**** GIVEN ENTRIES

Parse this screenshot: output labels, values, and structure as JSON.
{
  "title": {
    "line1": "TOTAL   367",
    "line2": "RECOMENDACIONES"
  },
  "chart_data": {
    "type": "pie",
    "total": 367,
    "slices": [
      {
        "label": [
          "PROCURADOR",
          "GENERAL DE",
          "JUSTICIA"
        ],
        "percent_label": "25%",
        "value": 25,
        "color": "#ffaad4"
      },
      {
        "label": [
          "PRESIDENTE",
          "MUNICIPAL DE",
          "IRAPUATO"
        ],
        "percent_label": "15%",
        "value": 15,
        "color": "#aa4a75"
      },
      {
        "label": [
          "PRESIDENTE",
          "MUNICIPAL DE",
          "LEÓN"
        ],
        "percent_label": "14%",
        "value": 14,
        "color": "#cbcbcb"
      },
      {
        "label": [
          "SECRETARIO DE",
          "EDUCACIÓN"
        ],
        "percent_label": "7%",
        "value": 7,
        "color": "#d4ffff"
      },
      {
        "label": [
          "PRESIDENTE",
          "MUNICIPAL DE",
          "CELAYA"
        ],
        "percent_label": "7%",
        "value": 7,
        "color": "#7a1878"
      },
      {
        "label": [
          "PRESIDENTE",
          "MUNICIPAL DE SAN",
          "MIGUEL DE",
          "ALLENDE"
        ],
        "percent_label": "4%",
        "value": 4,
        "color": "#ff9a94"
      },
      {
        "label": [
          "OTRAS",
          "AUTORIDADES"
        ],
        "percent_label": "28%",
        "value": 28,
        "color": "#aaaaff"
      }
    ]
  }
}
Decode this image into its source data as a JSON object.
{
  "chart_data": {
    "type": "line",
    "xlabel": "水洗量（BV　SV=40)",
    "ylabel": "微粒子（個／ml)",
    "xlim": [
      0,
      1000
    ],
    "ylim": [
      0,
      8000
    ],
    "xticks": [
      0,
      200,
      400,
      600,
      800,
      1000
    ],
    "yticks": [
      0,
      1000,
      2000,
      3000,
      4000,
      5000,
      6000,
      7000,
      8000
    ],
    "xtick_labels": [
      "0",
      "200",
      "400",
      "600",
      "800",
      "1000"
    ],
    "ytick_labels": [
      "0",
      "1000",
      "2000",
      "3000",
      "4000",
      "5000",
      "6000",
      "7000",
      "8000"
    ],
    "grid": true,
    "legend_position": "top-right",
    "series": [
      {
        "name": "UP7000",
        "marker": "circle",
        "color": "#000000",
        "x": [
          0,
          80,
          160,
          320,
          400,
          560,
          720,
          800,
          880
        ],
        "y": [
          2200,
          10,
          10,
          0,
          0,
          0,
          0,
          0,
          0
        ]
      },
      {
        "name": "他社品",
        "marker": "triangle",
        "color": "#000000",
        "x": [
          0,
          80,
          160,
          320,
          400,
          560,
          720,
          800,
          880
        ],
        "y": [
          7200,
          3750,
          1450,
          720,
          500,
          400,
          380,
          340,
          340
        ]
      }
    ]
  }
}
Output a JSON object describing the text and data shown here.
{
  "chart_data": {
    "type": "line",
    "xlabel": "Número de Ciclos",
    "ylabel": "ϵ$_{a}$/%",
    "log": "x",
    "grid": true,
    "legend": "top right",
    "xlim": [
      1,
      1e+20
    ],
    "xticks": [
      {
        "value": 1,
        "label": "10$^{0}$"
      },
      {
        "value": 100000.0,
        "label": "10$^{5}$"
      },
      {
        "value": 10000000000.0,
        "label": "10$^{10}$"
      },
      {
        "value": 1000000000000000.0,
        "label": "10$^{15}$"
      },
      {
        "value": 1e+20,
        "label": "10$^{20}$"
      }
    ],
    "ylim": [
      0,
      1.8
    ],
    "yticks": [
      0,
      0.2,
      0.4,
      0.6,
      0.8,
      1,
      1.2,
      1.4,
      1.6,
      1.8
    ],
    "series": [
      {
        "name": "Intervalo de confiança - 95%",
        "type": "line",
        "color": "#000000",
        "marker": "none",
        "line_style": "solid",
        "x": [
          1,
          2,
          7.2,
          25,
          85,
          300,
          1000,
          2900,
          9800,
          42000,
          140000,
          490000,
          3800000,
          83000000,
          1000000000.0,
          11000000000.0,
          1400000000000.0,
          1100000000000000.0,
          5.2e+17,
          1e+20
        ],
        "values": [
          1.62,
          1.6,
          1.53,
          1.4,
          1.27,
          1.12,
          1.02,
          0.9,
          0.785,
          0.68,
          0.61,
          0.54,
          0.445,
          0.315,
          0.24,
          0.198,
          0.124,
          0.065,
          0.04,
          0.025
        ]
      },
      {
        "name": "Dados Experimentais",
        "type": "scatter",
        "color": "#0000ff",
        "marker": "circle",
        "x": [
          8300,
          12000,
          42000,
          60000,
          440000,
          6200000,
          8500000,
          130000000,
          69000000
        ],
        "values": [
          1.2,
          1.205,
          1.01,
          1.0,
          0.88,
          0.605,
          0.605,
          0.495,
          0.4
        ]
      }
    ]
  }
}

********
**** GIVEN ENTRIES

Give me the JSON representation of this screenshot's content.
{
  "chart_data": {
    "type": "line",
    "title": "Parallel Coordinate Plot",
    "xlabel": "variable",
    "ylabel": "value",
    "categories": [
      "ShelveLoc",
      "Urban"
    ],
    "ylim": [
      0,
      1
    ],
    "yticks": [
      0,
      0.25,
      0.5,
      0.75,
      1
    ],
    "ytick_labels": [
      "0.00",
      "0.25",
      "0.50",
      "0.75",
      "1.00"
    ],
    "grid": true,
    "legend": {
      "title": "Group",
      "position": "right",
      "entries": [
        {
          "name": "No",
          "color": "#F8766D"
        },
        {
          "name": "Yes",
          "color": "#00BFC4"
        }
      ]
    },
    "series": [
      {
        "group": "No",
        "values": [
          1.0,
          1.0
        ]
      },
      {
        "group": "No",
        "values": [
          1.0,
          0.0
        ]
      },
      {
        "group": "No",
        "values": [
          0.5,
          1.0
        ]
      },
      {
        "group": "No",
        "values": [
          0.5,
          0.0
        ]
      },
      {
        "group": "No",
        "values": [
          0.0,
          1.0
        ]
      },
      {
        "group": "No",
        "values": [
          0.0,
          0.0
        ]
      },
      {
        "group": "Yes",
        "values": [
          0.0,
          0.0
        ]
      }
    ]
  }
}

********
**** GIVEN ENTRIES

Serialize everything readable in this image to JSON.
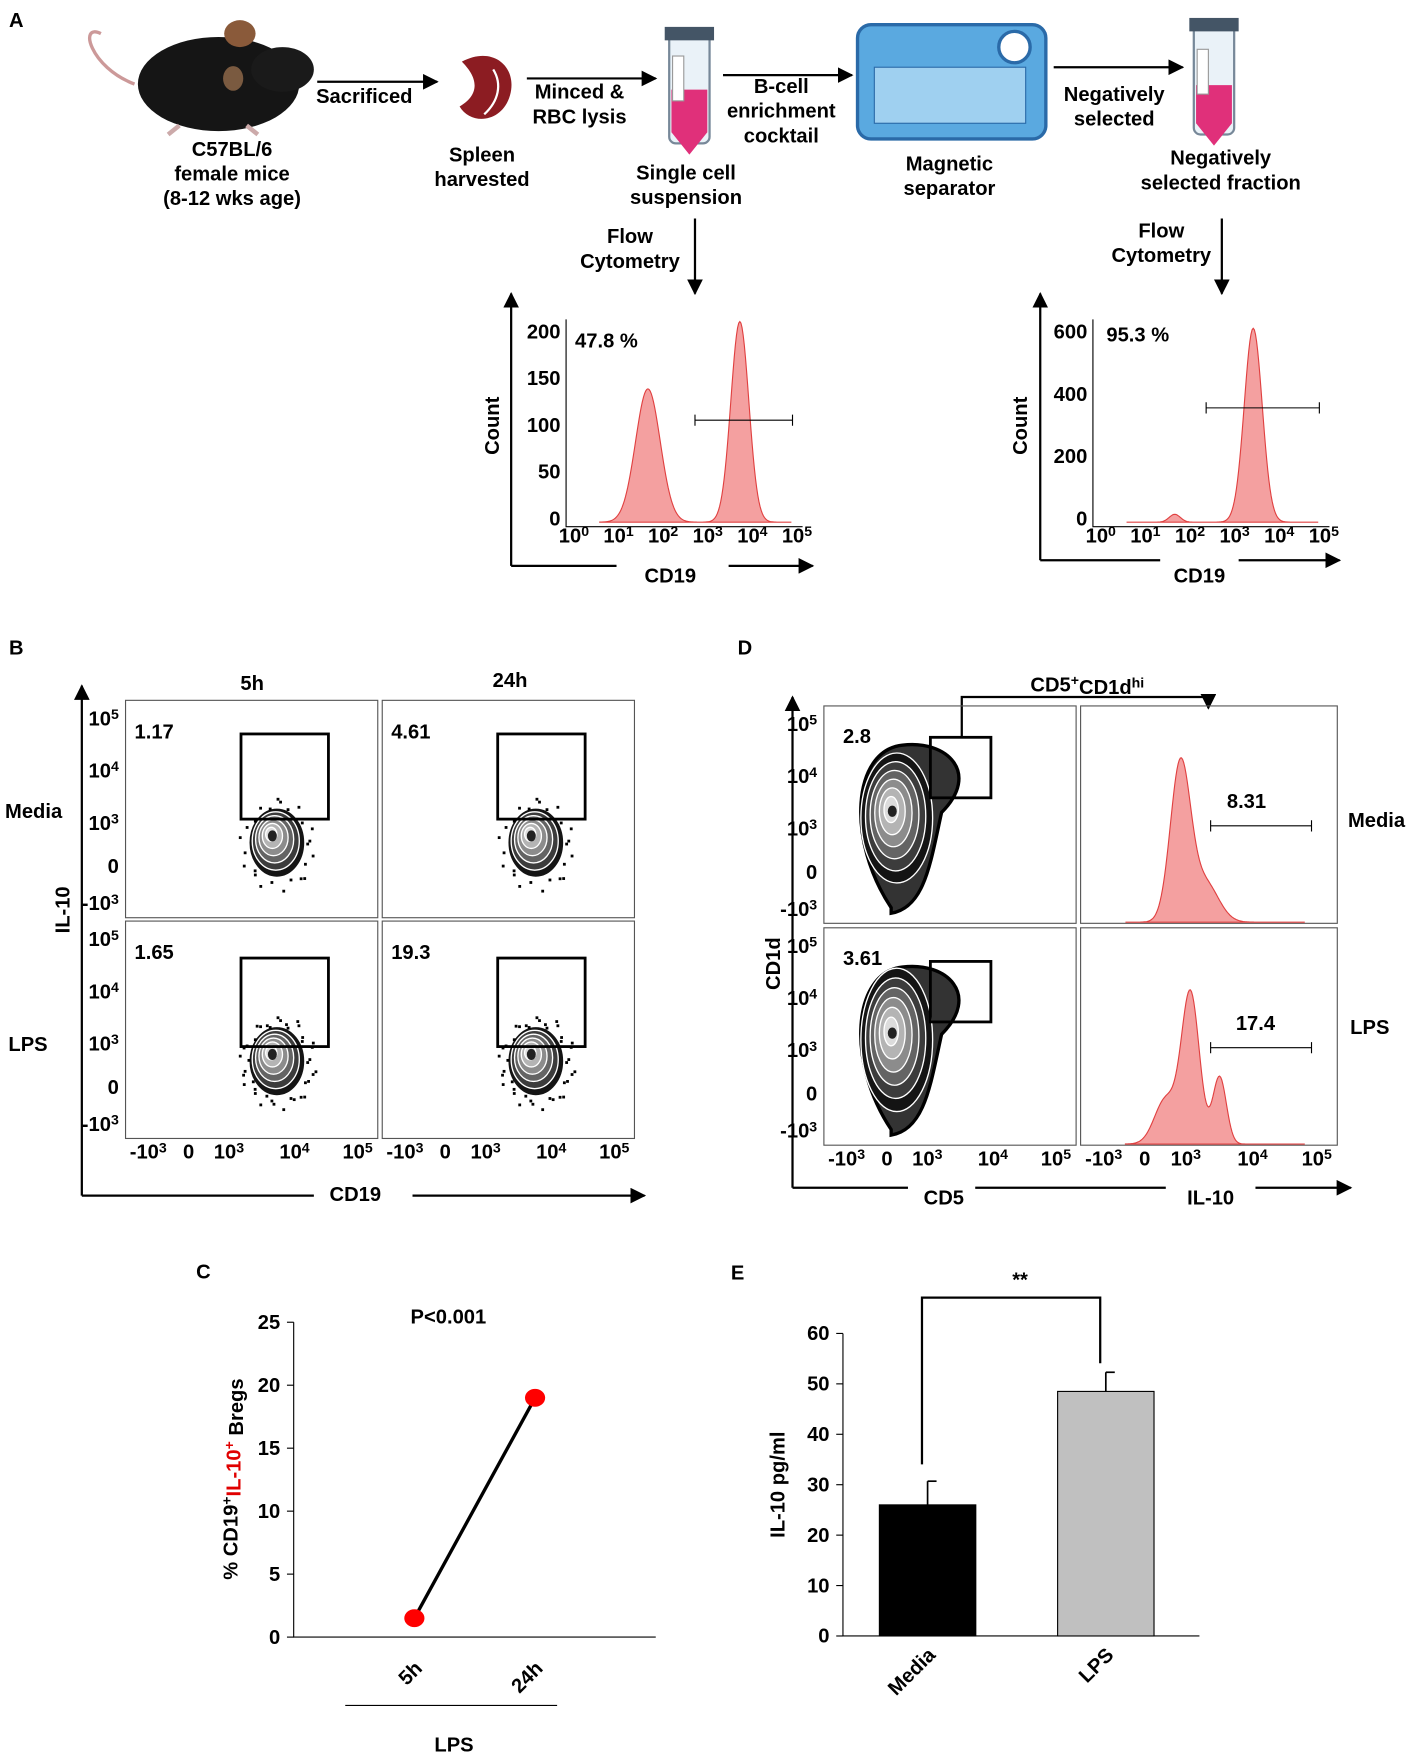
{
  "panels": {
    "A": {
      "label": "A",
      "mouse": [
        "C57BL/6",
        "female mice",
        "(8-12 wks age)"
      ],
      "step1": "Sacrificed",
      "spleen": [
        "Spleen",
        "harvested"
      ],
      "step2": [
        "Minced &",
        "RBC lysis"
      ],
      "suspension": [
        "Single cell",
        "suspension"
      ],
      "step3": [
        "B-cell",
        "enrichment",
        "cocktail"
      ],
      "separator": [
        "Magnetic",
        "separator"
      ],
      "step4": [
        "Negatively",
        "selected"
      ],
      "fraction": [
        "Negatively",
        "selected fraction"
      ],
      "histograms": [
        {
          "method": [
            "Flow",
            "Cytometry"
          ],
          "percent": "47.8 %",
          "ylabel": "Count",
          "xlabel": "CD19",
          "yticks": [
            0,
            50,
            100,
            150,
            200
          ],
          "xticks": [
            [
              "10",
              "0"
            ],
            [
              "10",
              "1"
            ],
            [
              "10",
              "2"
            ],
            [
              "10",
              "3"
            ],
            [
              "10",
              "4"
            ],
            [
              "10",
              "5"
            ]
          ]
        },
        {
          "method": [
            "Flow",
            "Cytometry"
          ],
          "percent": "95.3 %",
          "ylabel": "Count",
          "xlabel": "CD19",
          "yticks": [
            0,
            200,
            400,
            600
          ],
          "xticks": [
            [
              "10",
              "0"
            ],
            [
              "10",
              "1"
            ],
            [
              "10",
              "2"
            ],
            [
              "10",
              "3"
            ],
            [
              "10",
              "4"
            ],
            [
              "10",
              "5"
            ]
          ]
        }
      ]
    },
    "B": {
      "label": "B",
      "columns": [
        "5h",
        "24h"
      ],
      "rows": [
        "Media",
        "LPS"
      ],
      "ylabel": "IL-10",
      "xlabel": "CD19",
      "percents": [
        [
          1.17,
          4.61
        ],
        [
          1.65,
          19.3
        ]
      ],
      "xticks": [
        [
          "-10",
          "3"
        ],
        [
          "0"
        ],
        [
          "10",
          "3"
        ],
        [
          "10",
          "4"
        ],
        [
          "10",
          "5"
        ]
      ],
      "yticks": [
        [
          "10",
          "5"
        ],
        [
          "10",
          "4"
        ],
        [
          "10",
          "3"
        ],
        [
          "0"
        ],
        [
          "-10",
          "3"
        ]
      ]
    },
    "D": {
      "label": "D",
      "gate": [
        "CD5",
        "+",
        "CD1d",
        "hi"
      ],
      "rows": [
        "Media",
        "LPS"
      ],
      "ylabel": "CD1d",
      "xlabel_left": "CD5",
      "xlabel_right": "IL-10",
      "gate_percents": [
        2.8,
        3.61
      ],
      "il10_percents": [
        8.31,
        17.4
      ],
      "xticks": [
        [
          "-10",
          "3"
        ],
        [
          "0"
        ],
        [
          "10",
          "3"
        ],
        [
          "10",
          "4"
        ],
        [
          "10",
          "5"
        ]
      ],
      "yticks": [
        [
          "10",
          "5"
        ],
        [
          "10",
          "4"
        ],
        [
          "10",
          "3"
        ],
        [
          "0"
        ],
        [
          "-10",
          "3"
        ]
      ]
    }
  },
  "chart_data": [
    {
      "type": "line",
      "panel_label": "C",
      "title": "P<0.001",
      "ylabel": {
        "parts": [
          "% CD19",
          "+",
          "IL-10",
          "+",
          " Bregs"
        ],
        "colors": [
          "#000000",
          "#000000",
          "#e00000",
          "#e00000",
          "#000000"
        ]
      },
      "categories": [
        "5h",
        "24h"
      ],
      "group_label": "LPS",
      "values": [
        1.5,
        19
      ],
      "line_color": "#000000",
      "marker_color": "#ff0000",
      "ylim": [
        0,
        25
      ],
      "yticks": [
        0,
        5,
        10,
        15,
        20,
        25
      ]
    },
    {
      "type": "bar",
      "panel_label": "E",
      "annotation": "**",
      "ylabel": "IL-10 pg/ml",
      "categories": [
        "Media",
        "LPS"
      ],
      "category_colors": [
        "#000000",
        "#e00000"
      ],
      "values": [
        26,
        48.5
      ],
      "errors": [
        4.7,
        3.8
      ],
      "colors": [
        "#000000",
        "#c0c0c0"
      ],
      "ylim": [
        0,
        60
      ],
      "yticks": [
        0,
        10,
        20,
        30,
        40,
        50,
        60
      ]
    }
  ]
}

********

• [SHORT EXERCISE] Filter the entries down to the lines containing "object". Copy each of those lines.

• [SOLUTION FOR THIS EXERCISE]
Decode this image into its source data as a JSON object.
Output a JSON object describing the text and data shown here.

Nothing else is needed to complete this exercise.